__Saved entries__.
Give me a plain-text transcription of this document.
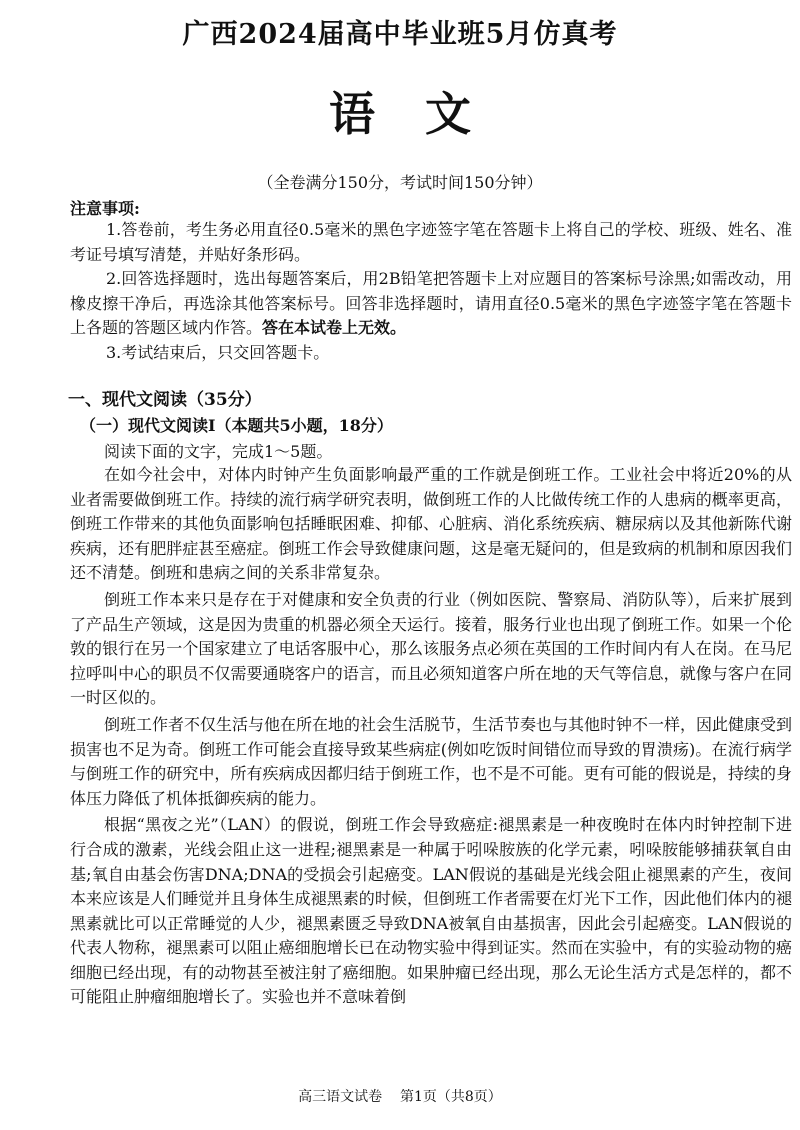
广西2024届高中毕业班5月仿真考
语文
（全卷满分150分，考试时间150分钟）
注意事项:

1.答卷前，考生务必用直径0.5毫米的黑色字迹签字笔在答题卡上将自己的学校、班级、姓名、准考证号填写清楚，并贴好条形码。

2.回答选择题时，选出每题答案后，用2B铅笔把答题卡上对应题目的答案标号涂黑;如需改动，用橡皮擦干净后，再选涂其他答案标号。回答非选择题时，请用直径0.5毫米的黑色字迹签字笔在答题卡上各题的答题区域内作答。答在本试卷上无效。

3.考试结束后，只交回答题卡。

一、现代文阅读（35分）
（一）现代文阅读Ⅰ（本题共5小题，18分）
阅读下面的文字，完成1～5题。

在如今社会中，对体内时钟产生负面影响最严重的工作就是倒班工作。工业社会中将近20%的从业者需要做倒班工作。持续的流行病学研究表明，做倒班工作的人比做传统工作的人患病的概率更高，倒班工作带来的其他负面影响包括睡眠困难、抑郁、心脏病、消化系统疾病、糖尿病以及其他新陈代谢疾病，还有肥胖症甚至癌症。倒班工作会导致健康问题，这是毫无疑问的，但是致病的机制和原因我们还不清楚。倒班和患病之间的关系非常复杂。

倒班工作本来只是存在于对健康和安全负责的行业（例如医院、警察局、消防队等），后来扩展到了产品生产领域，这是因为贵重的机器必须全天运行。接着，服务行业也出现了倒班工作。如果一个伦敦的银行在另一个国家建立了电话客服中心，那么该服务点必须在英国的工作时间内有人在岗。在马尼拉呼叫中心的职员不仅需要通晓客户的语言，而且必须知道客户所在地的天气等信息，就像与客户在同一时区似的。

倒班工作者不仅生活与他在所在地的社会生活脱节，生活节奏也与其他时钟不一样，因此健康受到损害也不足为奇。倒班工作可能会直接导致某些病症(例如吃饭时间错位而导致的胃溃疡)。在流行病学与倒班工作的研究中，所有疾病成因都归结于倒班工作，也不是不可能。更有可能的假说是，持续的身体压力降低了机体抵御疾病的能力。

根据“黑夜之光”（LAN）的假说，倒班工作会导致癌症:褪黑素是一种夜晚时在体内时钟控制下进行合成的激素，光线会阻止这一进程;褪黑素是一种属于吲哚胺族的化学元素，吲哚胺能够捕获氧自由基;氧自由基会伤害DNA;DNA的受损会引起癌变。LAN假说的基础是光线会阻止褪黑素的产生，夜间本来应该是人们睡觉并且身体生成褪黑素的时候，但倒班工作者需要在灯光下工作，因此他们体内的褪黑素就比可以正常睡觉的人少，褪黑素匮乏导致DNA被氧自由基损害，因此会引起癌变。LAN假说的代表人物称，褪黑素可以阻止癌细胞增长已在动物实验中得到证实。然而在实验中，有的实验动物的癌细胞已经出现，有的动物甚至被注射了癌细胞。如果肿瘤已经出现，那么无论生活方式是怎样的，都不可能阻止肿瘤细胞增长了。实验也并不意味着倒

高三语文试卷 第1页（共8页）
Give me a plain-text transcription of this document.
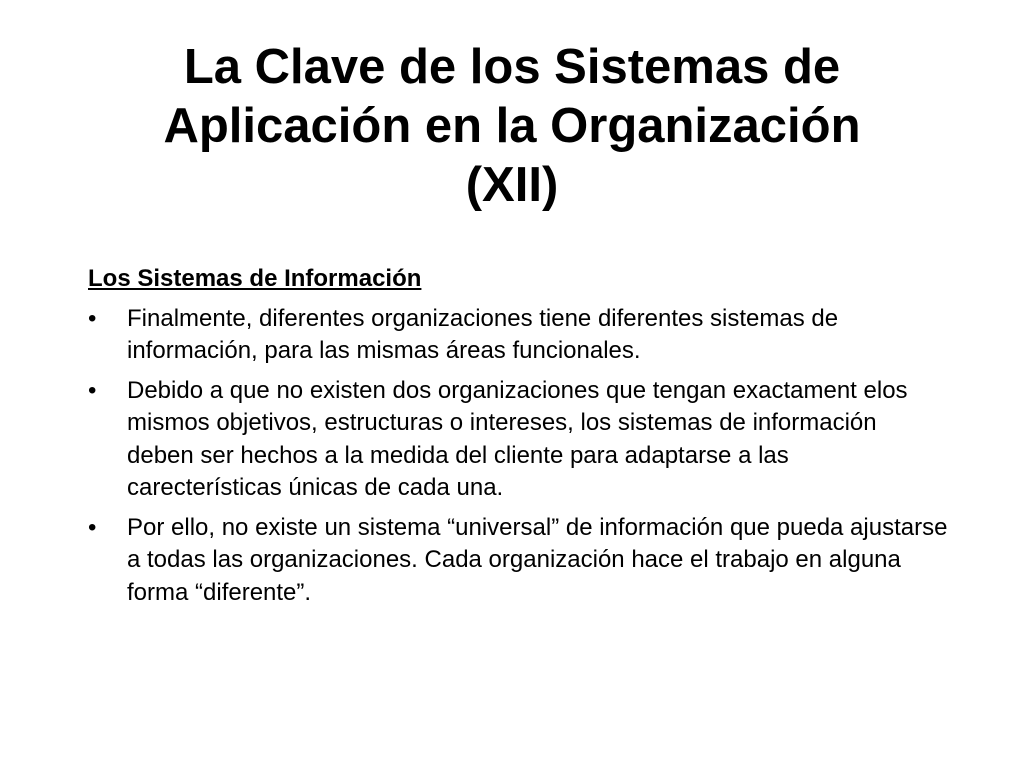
La Clave de los Sistemas de
Aplicación en la Organización
(XII)
Los Sistemas de Información
• Finalmente, diferentes organizaciones tiene diferentes sistemas de información, para las mismas áreas funcionales.
• Debido a que no existen dos organizaciones que tengan exactament elos mismos objetivos, estructuras o intereses, los sistemas de información deben ser hechos a la medida del cliente para adaptarse a las carecterísticas únicas de cada una.
• Por ello, no existe un sistema “universal” de información que pueda ajustarse a todas las organizaciones. Cada organización hace el trabajo en alguna forma “diferente”.
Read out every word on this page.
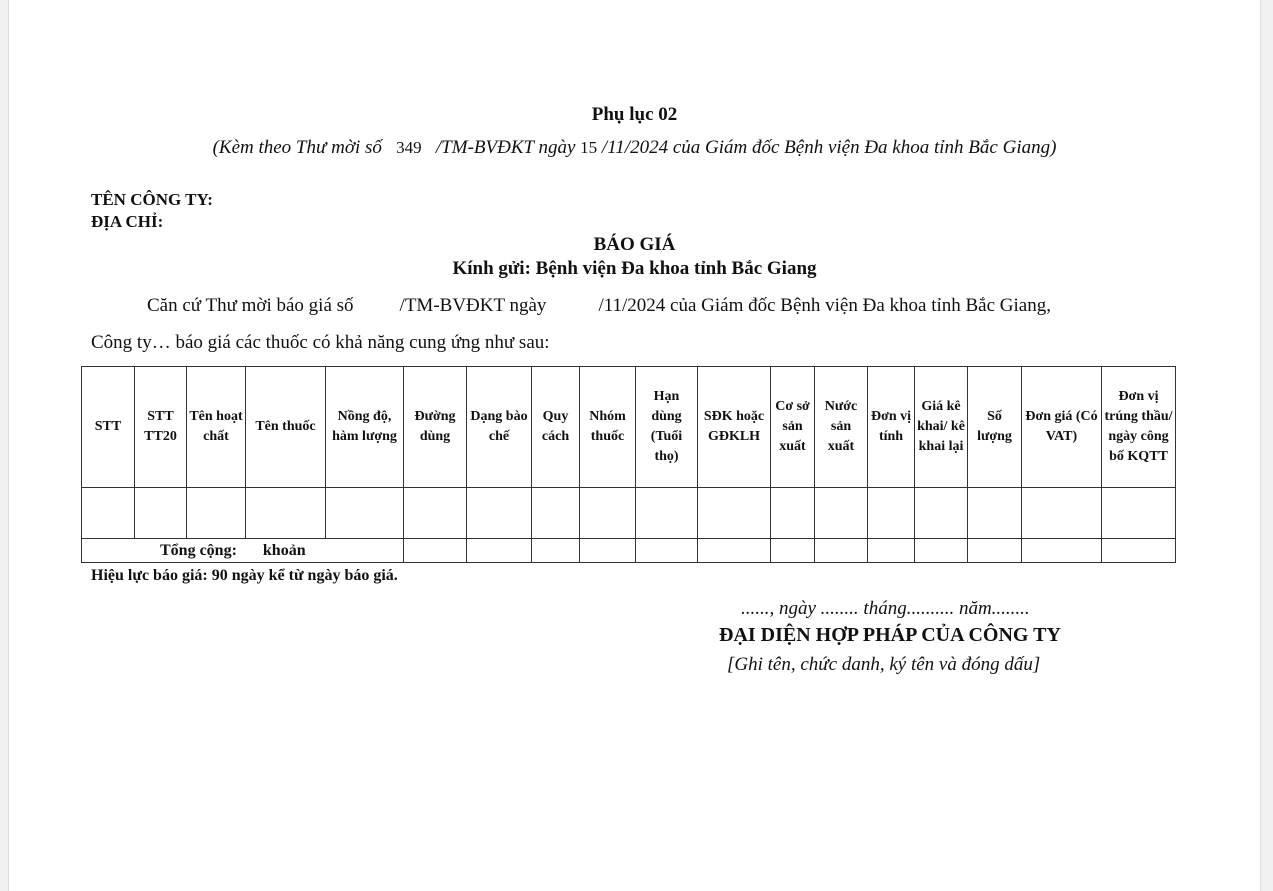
Phụ lục 02
(Kèm theo Thư mời số 349 /TM-BVĐKT ngày 15 /11/2024 của Giám đốc Bệnh viện Đa khoa tỉnh Bắc Giang)
TÊN CÔNG TY:
ĐỊA CHỈ:
BÁO GIÁ
Kính gửi: Bệnh viện Đa khoa tỉnh Bắc Giang
Căn cứ Thư mời báo giá số /TM-BVĐKT ngày	/11/2024 của Giám đốc Bệnh viện Đa khoa tỉnh Bắc Giang,
Công ty… báo giá các thuốc có khả năng cung ứng như sau:
STT	STT TT20	Tên hoạt chất	Tên thuốc	Nồng độ, hàm lượng	Đường dùng	Dạng bào chế	Quy cách	Nhóm thuốc	Hạn dùng (Tuổi thọ)	SĐK hoặc GĐKLH	Cơ sở sản xuất	Nước sản xuất	Đơn vị tính	Giá kê khai/ kê khai lại	Số lượng	Đơn giá (Có VAT)	Đơn vị trúng thầu/ ngày công bố KQTT

Tổng cộng: khoản																	
Hiệu lực báo giá: 90 ngày kể từ ngày báo giá.
......, ngày ........ tháng.......... năm........
ĐẠI DIỆN HỢP PHÁP CỦA CÔNG TY
[Ghi tên, chức danh, ký tên và đóng dấu]
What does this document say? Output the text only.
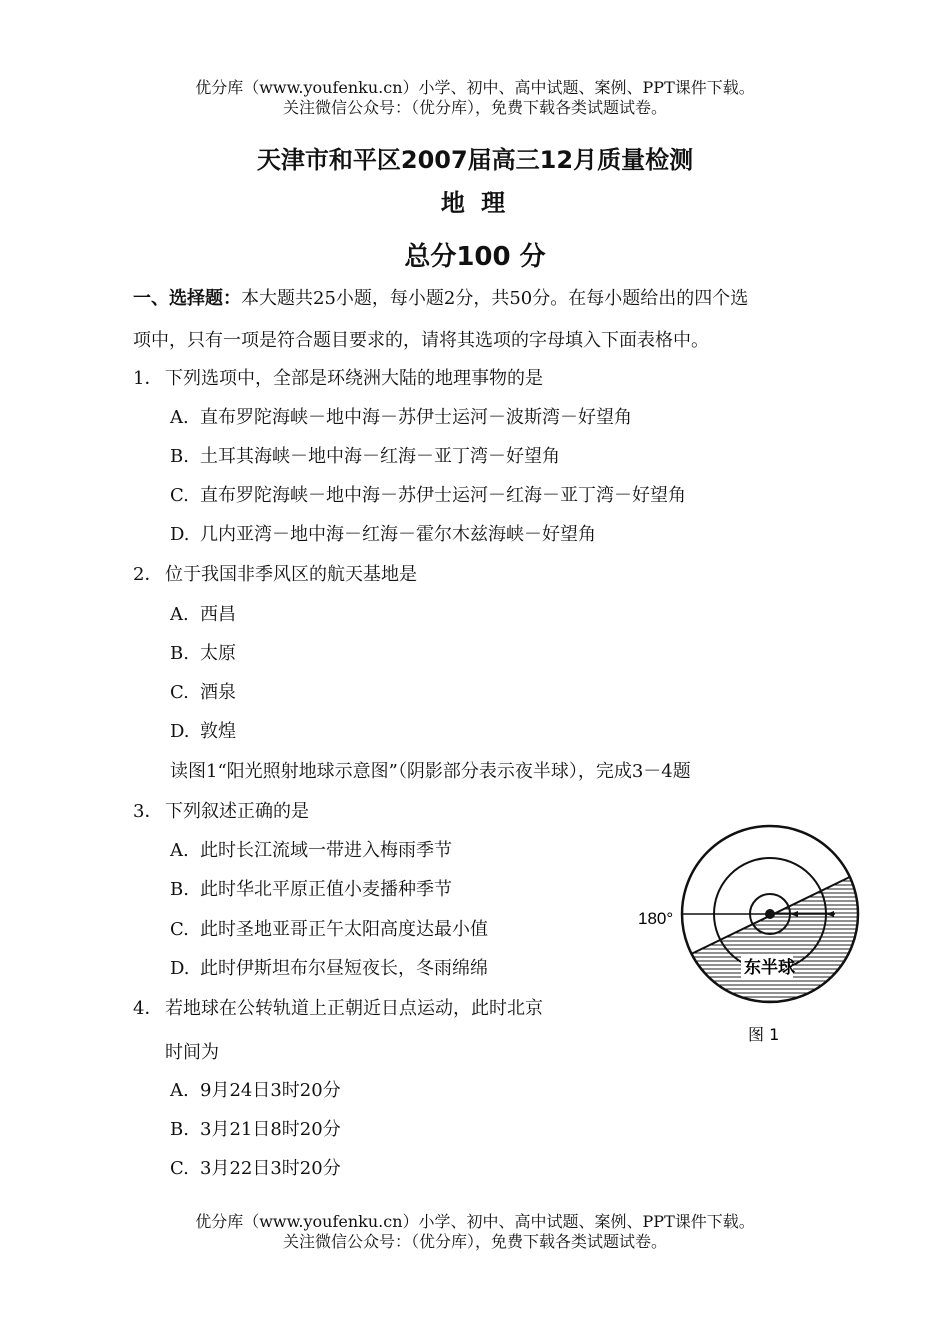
优分库（www.youfenku.cn）小学、初中、高中试题、案例、PPT课件下载。
关注微信公众号：（优分库），免费下载各类试题试卷。
天津市和平区2007届高三12月质量检测
地 理
总分100 分
一、选择题：本大题共25小题，每小题2分，共50分。在每小题给出的四个选
项中，只有一项是符合题目要求的，请将其选项的字母填入下面表格中。
1． 下列选项中，全部是环绕洲大陆的地理事物的是
A. 直布罗陀海峡－地中海－苏伊士运河－波斯湾－好望角
B. 土耳其海峡－地中海－红海－亚丁湾－好望角
C. 直布罗陀海峡－地中海－苏伊士运河－红海－亚丁湾－好望角
D. 几内亚湾－地中海－红海－霍尔木兹海峡－好望角
2． 位于我国非季风区的航天基地是
A. 西昌
B. 太原
C. 酒泉
D. 敦煌
读图1“阳光照射地球示意图”（阴影部分表示夜半球），完成3－4题
3． 下列叙述正确的是
A. 此时长江流域一带进入梅雨季节
B. 此时华北平原正值小麦播种季节
C. 此时圣地亚哥正午太阳高度达最小值
D. 此时伊斯坦布尔昼短夜长，冬雨绵绵
4． 若地球在公转轨道上正朝近日点运动，此时北京
时间为
A. 9月24日3时20分
B. 3月21日8时20分
C. 3月22日3时20分
180°
东半球
图 1
优分库（www.youfenku.cn）小学、初中、高中试题、案例、PPT课件下载。
关注微信公众号：（优分库），免费下载各类试题试卷。
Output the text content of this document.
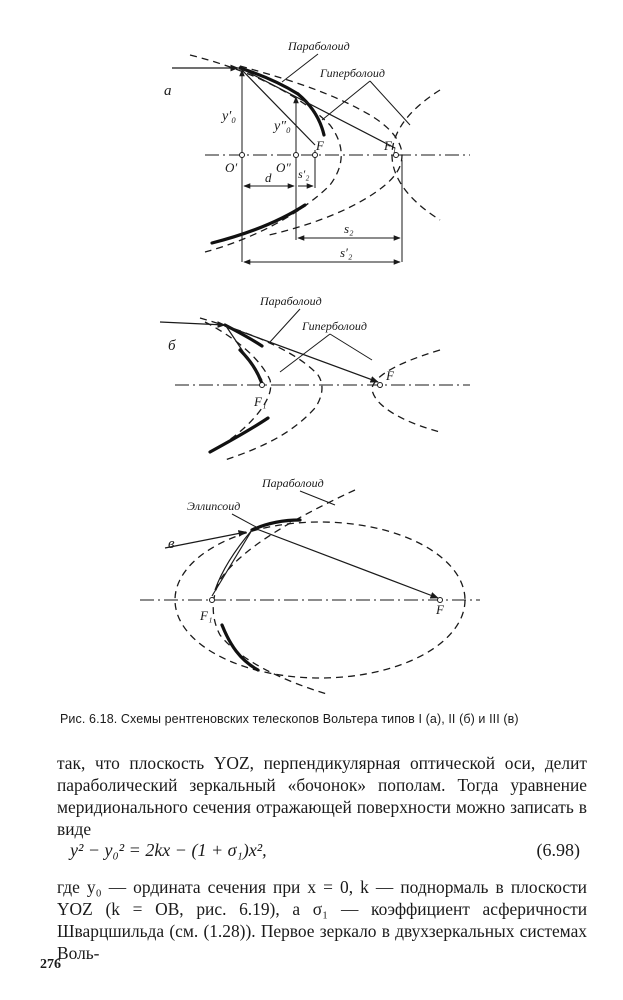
а
Параболоид
Гиперболоид
y′₀
y″₀
O′	O″
F	F₁
d s′₂
s₂
s′₂
б
Параболоид
Гиперболоид
F₁
F
в
Параболоид
Эллипсоид
F₁	F
Рис. 6.18. Схемы рентгеновских телескопов Вольтера типов I (а), II (б) и III (в)
так, что плоскость YOZ, перпендикулярная оптической оси, делит параболический зеркальный «бочонок» пополам. Тогда уравнение меридионального сечения отражающей поверхности можно записать в виде
y² − y₀² = 2kx − (1 + σ₁)x²,	(6.98)
где y₀ — ордината сечения при x = 0, k — поднормаль в плоскости YOZ (k = OB, рис. 6.19), а σ₁ — коэффициент асферичности Шварцшильда (см. (1.28)). Первое зеркало в двухзеркальных системах Воль-
276
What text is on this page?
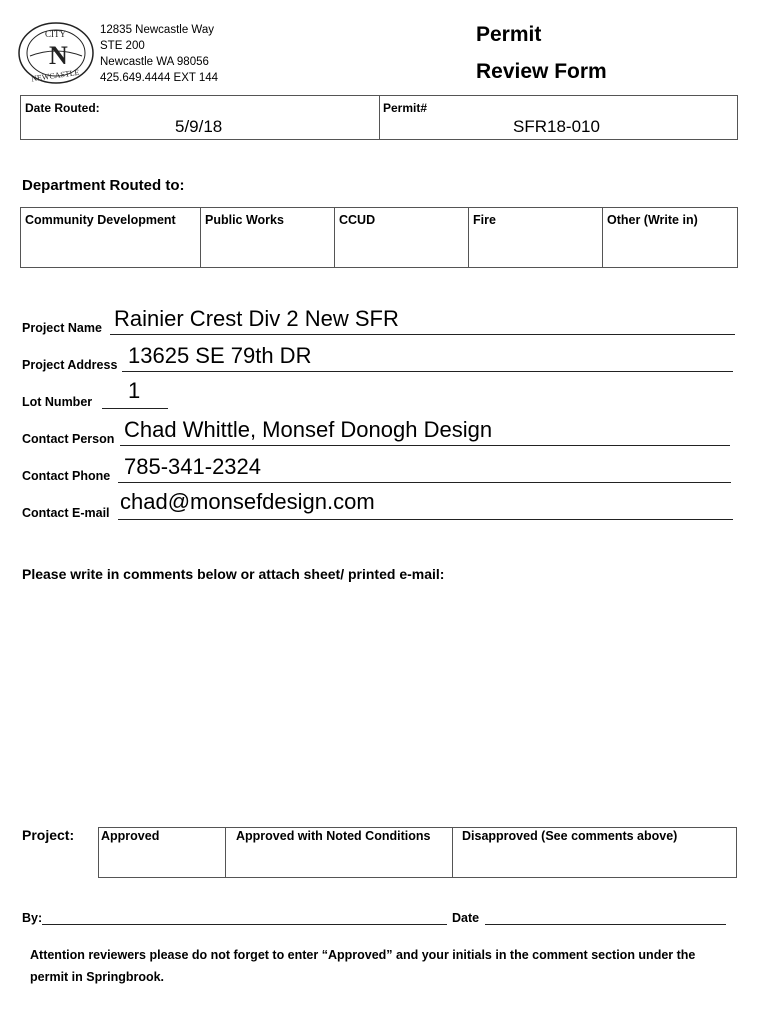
CITY
N
NEWCASTLE
12835 Newcastle Way
STE 200
Newcastle WA 98056
425.649.4444 EXT 144
Permit
Review Form
Date Routed:
5/9/18
Permit#
SFR18-010
Department Routed to:
Community Development	Public Works	CCUD	Fire	Other (Write in)
Project Name Rainier Crest Div 2 New SFR
Project Address 13625 SE 79th DR
Lot Number 1
Contact Person Chad Whittle, Monsef Donogh Design
Contact Phone 785-341-2324
Contact E-mail chad@monsefdesign.com
Please write in comments below or attach sheet/ printed e-mail:
Project: Approved	Approved with Noted Conditions	Disapproved (See comments above)
By:	Date
Attention reviewers please do not forget to enter “Approved” and your initials in the comment section under the permit in Springbrook.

__Task__.
Exactly how many lines contain "сечения"? State the number and nothing else.

__Answer in full__.
2